WRITTEN INSTRUCTION:
Drop the pictures, then extract the listing word for word.

EXTRACTED INFORMATION:

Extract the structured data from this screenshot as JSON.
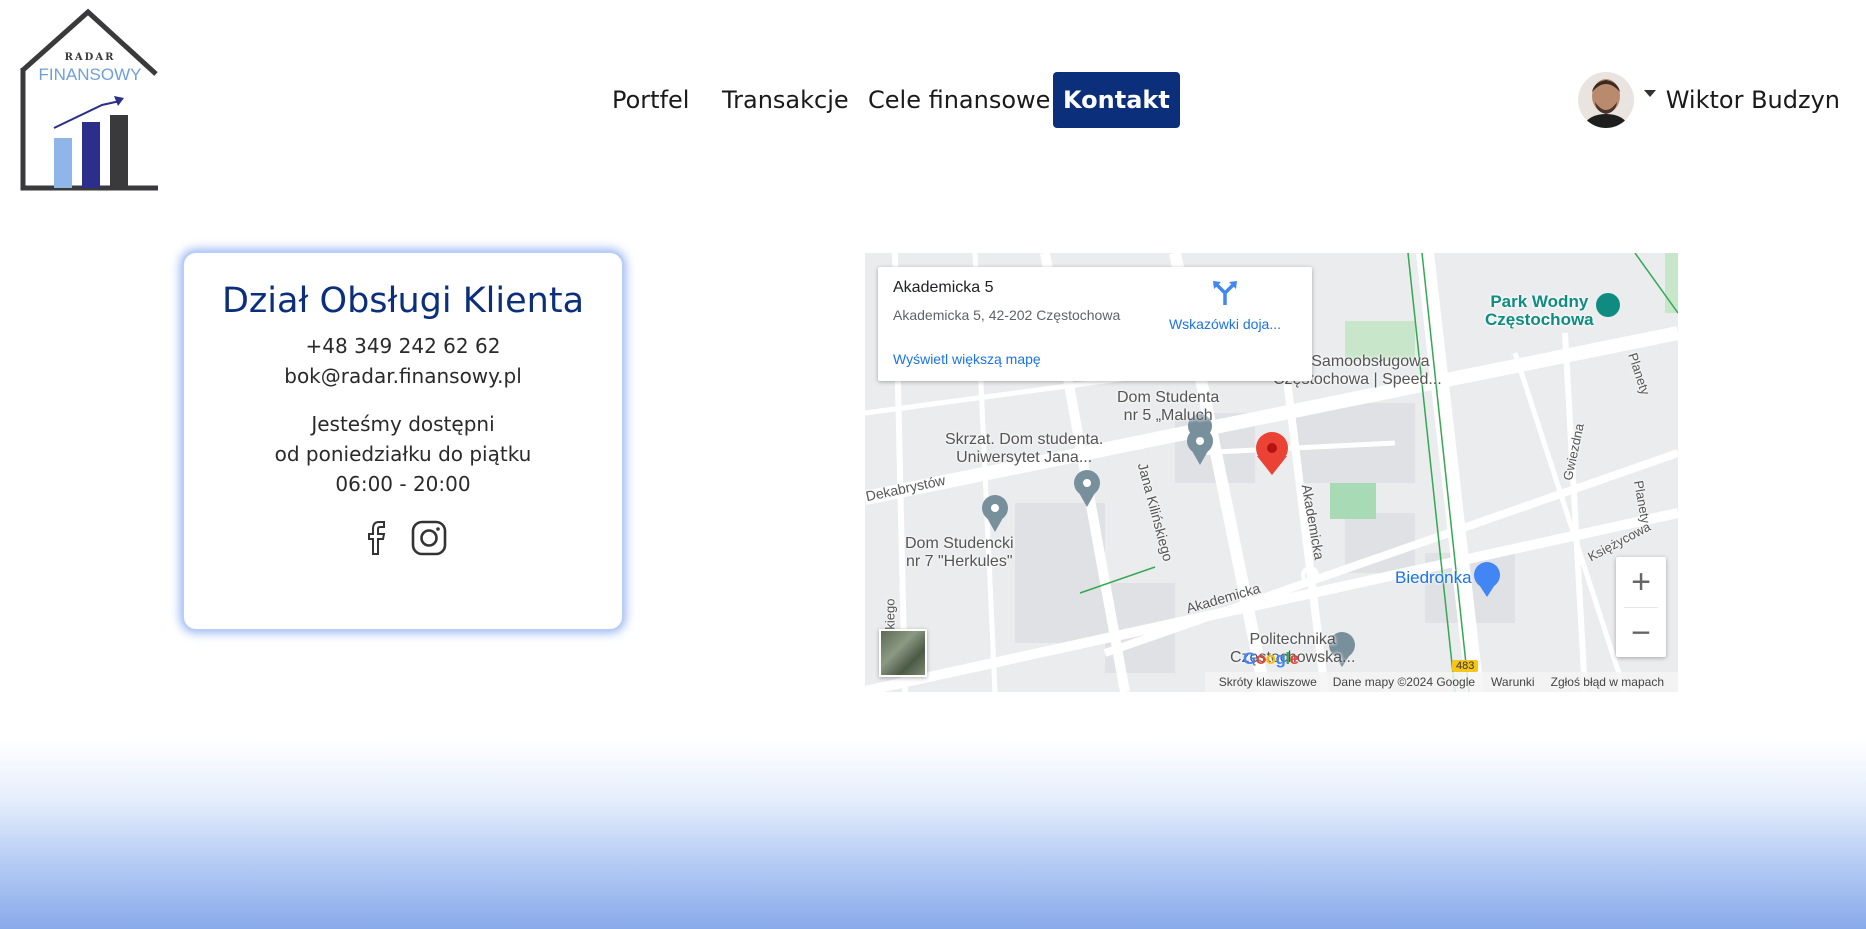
{
  "brand": {
    "logo_line1": "RADAR",
    "logo_line2": "FINANSOWY"
  },
  "nav": {
    "items": [
      {
        "label": "Portfel"
      },
      {
        "label": "Transakcje"
      },
      {
        "label": "Cele finansowe"
      },
      {
        "label": "Kontakt",
        "active": true
      }
    ]
  },
  "user": {
    "name": "Wiktor Budzyn"
  },
  "contact": {
    "title": "Dział Obsługi Klienta",
    "phone": "+48 349 242 62 62",
    "email": "bok@radar.finansowy.pl",
    "availability_line1": "Jesteśmy dostępni",
    "availability_line2": "od poniedziałku do piątku",
    "hours": "06:00 - 20:00",
    "social_icons": [
      "facebook-icon",
      "instagram-icon"
    ]
  },
  "map": {
    "place_title": "Akademicka 5",
    "place_address": "Akademicka 5, 42-202 Częstochowa",
    "directions_label": "Wskazówki doja...",
    "larger_map_link": "Wyświetl większą mapę",
    "zoom_in": "+",
    "zoom_out": "−",
    "labels": {
      "park": "Park Wodny\nCzęstochowa",
      "carwash": "alnia Samoobsługowa\nCzęstochowa | Speed...",
      "dom5": "Dom Studenta\nnr 5 „Maluch",
      "skrzat": "Skrzat. Dom studenta.\nUniwersytet Jana...",
      "dekabrystow": "Dekabrystów",
      "kilinskiego": "Jana Kilińskiego",
      "akademicka_v": "Akademicka",
      "akademicka_h": "Akademicka",
      "dom7": "Dom Studencki\nnr 7 \"Herkules\"",
      "gwiezdna": "Gwiezdna",
      "planety1": "Planety",
      "planety2": "Planety",
      "ksiezycowa": "Księżycowa",
      "biedronka": "Biedronka",
      "politechnika": "Politechnika\nCzęstochowska...",
      "zickiego": "zickiego",
      "road_number": "483"
    },
    "footer": {
      "shortcuts": "Skróty klawiszowe",
      "data": "Dane mapy ©2024 Google",
      "terms": "Warunki",
      "report": "Zgłoś błąd w mapach"
    },
    "google_mark": "Google"
  },
  "colors": {
    "brand_navy": "#0b2f7a",
    "map_link": "#1a73e8",
    "marker_red": "#ea4335"
  }
}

THE COMPLETED TASK:
Extract the structured data from this screenshot as JSON.
{
  "brand": {
    "logo_line1": "RADAR",
    "logo_line2": "FINANSOWY"
  },
  "nav": {
    "items": [
      {
        "label": "Portfel"
      },
      {
        "label": "Transakcje"
      },
      {
        "label": "Cele finansowe"
      },
      {
        "label": "Kontakt",
        "active": true
      }
    ]
  },
  "user": {
    "name": "Wiktor Budzyn"
  },
  "contact": {
    "title": "Dział Obsługi Klienta",
    "phone": "+48 349 242 62 62",
    "email": "bok@radar.finansowy.pl",
    "availability_line1": "Jesteśmy dostępni",
    "availability_line2": "od poniedziałku do piątku",
    "hours": "06:00 - 20:00",
    "social_icons": [
      "facebook-icon",
      "instagram-icon"
    ]
  },
  "map": {
    "place_title": "Akademicka 5",
    "place_address": "Akademicka 5, 42-202 Częstochowa",
    "directions_label": "Wskazówki doja...",
    "larger_map_link": "Wyświetl większą mapę",
    "zoom_in": "+",
    "zoom_out": "−",
    "labels": {
      "park": "Park Wodny\nCzęstochowa",
      "carwash": "alnia Samoobsługowa\nCzęstochowa | Speed...",
      "dom5": "Dom Studenta\nnr 5 „Maluch",
      "skrzat": "Skrzat. Dom studenta.\nUniwersytet Jana...",
      "dekabrystow": "Dekabrystów",
      "kilinskiego": "Jana Kilińskiego",
      "akademicka_v": "Akademicka",
      "akademicka_h": "Akademicka",
      "dom7": "Dom Studencki\nnr 7 \"Herkules\"",
      "gwiezdna": "Gwiezdna",
      "planety1": "Planety",
      "planety2": "Planety",
      "ksiezycowa": "Księżycowa",
      "biedronka": "Biedronka",
      "politechnika": "Politechnika\nCzęstochowska...",
      "zickiego": "zickiego",
      "road_number": "483"
    },
    "footer": {
      "shortcuts": "Skróty klawiszowe",
      "data": "Dane mapy ©2024 Google",
      "terms": "Warunki",
      "report": "Zgłoś błąd w mapach"
    },
    "google_mark": "Google"
  },
  "colors": {
    "brand_navy": "#0b2f7a",
    "map_link": "#1a73e8",
    "marker_red": "#ea4335"
  }
}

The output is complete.